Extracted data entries
-------------------------
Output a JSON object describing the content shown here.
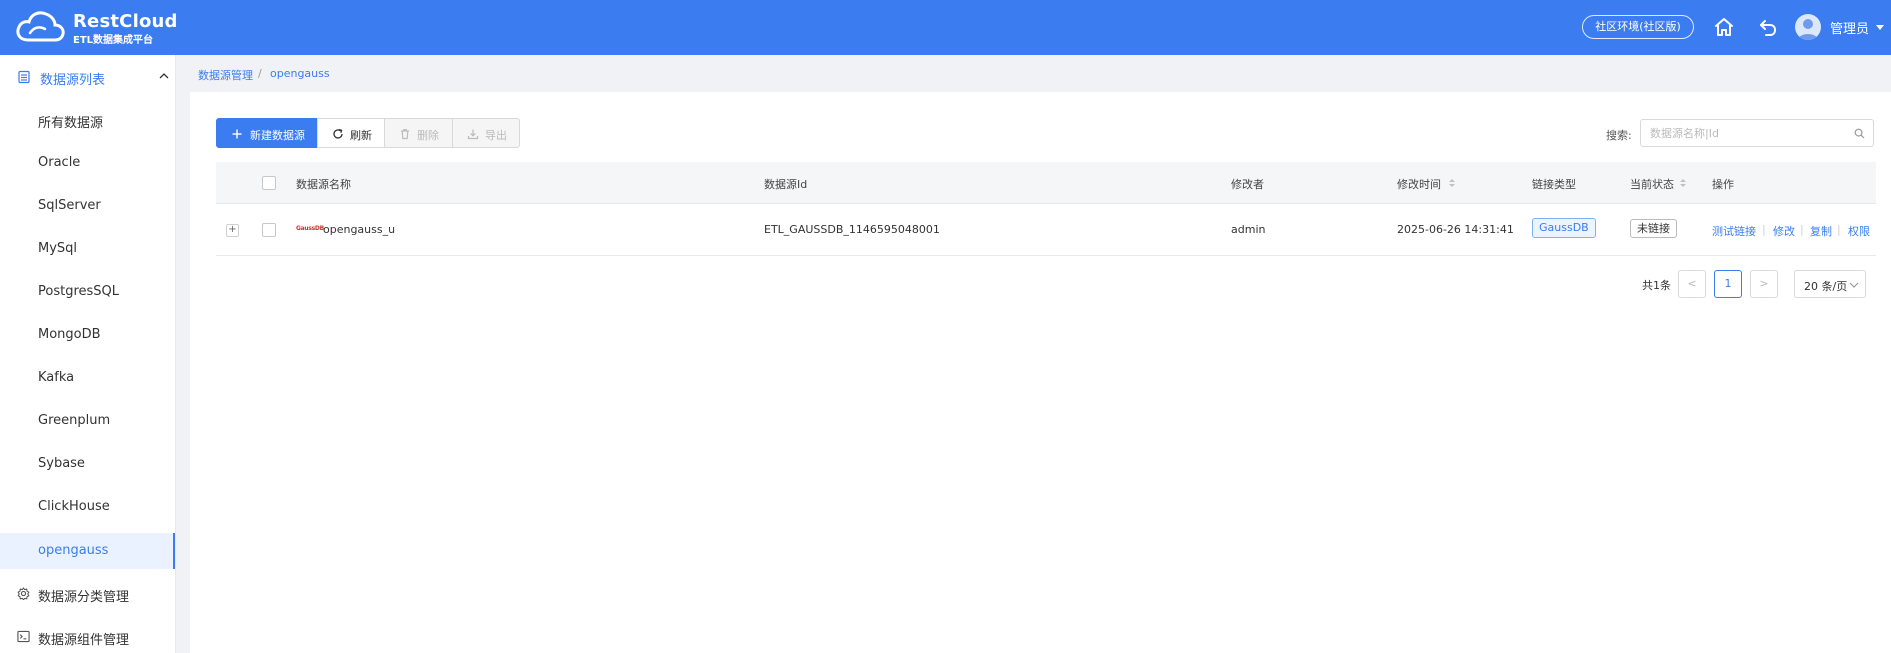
{
  "header": {
    "logo_name": "RestCloud",
    "logo_subtitle": "ETL数据集成平台",
    "env_button": "社区环境(社区版)",
    "user_name": "管理员",
    "icons": [
      "cloud-logo",
      "home-icon",
      "back-icon",
      "user-avatar",
      "caret-down-icon"
    ],
    "brand_color": "#3b7cf0"
  },
  "sidebar": {
    "group_label": "数据源列表",
    "items": [
      {
        "label": "所有数据源"
      },
      {
        "label": "Oracle"
      },
      {
        "label": "SqlServer"
      },
      {
        "label": "MySql"
      },
      {
        "label": "PostgresSQL"
      },
      {
        "label": "MongoDB"
      },
      {
        "label": "Kafka"
      },
      {
        "label": "Greenplum"
      },
      {
        "label": "Sybase"
      },
      {
        "label": "ClickHouse"
      },
      {
        "label": "opengauss",
        "active": true
      }
    ],
    "sections": [
      {
        "label": "数据源分类管理",
        "icon": "gear-icon"
      },
      {
        "label": "数据源组件管理",
        "icon": "terminal-icon"
      }
    ]
  },
  "breadcrumb": {
    "items": [
      "数据源管理",
      "opengauss"
    ],
    "separator": "/"
  },
  "toolbar": {
    "new_label": "新建数据源",
    "refresh_label": "刷新",
    "delete_label": "删除",
    "export_label": "导出"
  },
  "search": {
    "label": "搜索:",
    "placeholder": "数据源名称|Id"
  },
  "table": {
    "columns": [
      "数据源名称",
      "数据源Id",
      "修改者",
      "修改时间",
      "链接类型",
      "当前状态",
      "操作"
    ],
    "rows": [
      {
        "expand": "+",
        "logo_text": "GaussDB",
        "name": "opengauss_u",
        "id": "ETL_GAUSSDB_1146595048001",
        "modifier": "admin",
        "modified_time": "2025-06-26 14:31:41",
        "type": "GaussDB",
        "status": "未链接",
        "actions": [
          "测试链接",
          "修改",
          "复制",
          "权限"
        ]
      }
    ]
  },
  "pagination": {
    "total": "共1条",
    "prev": "<",
    "current": "1",
    "next": ">",
    "page_size": "20 条/页"
  }
}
-------------------------
Work to do
Repeat everything in the records precisely. Images are excluded from the copy.

Response to the task
Output a JSON object describing the content shown here.
{
  "header": {
    "logo_name": "RestCloud",
    "logo_subtitle": "ETL数据集成平台",
    "env_button": "社区环境(社区版)",
    "user_name": "管理员",
    "icons": [
      "cloud-logo",
      "home-icon",
      "back-icon",
      "user-avatar",
      "caret-down-icon"
    ],
    "brand_color": "#3b7cf0"
  },
  "sidebar": {
    "group_label": "数据源列表",
    "items": [
      {
        "label": "所有数据源"
      },
      {
        "label": "Oracle"
      },
      {
        "label": "SqlServer"
      },
      {
        "label": "MySql"
      },
      {
        "label": "PostgresSQL"
      },
      {
        "label": "MongoDB"
      },
      {
        "label": "Kafka"
      },
      {
        "label": "Greenplum"
      },
      {
        "label": "Sybase"
      },
      {
        "label": "ClickHouse"
      },
      {
        "label": "opengauss",
        "active": true
      }
    ],
    "sections": [
      {
        "label": "数据源分类管理",
        "icon": "gear-icon"
      },
      {
        "label": "数据源组件管理",
        "icon": "terminal-icon"
      }
    ]
  },
  "breadcrumb": {
    "items": [
      "数据源管理",
      "opengauss"
    ],
    "separator": "/"
  },
  "toolbar": {
    "new_label": "新建数据源",
    "refresh_label": "刷新",
    "delete_label": "删除",
    "export_label": "导出"
  },
  "search": {
    "label": "搜索:",
    "placeholder": "数据源名称|Id"
  },
  "table": {
    "columns": [
      "数据源名称",
      "数据源Id",
      "修改者",
      "修改时间",
      "链接类型",
      "当前状态",
      "操作"
    ],
    "rows": [
      {
        "expand": "+",
        "logo_text": "GaussDB",
        "name": "opengauss_u",
        "id": "ETL_GAUSSDB_1146595048001",
        "modifier": "admin",
        "modified_time": "2025-06-26 14:31:41",
        "type": "GaussDB",
        "status": "未链接",
        "actions": [
          "测试链接",
          "修改",
          "复制",
          "权限"
        ]
      }
    ]
  },
  "pagination": {
    "total": "共1条",
    "prev": "<",
    "current": "1",
    "next": ">",
    "page_size": "20 条/页"
  }
}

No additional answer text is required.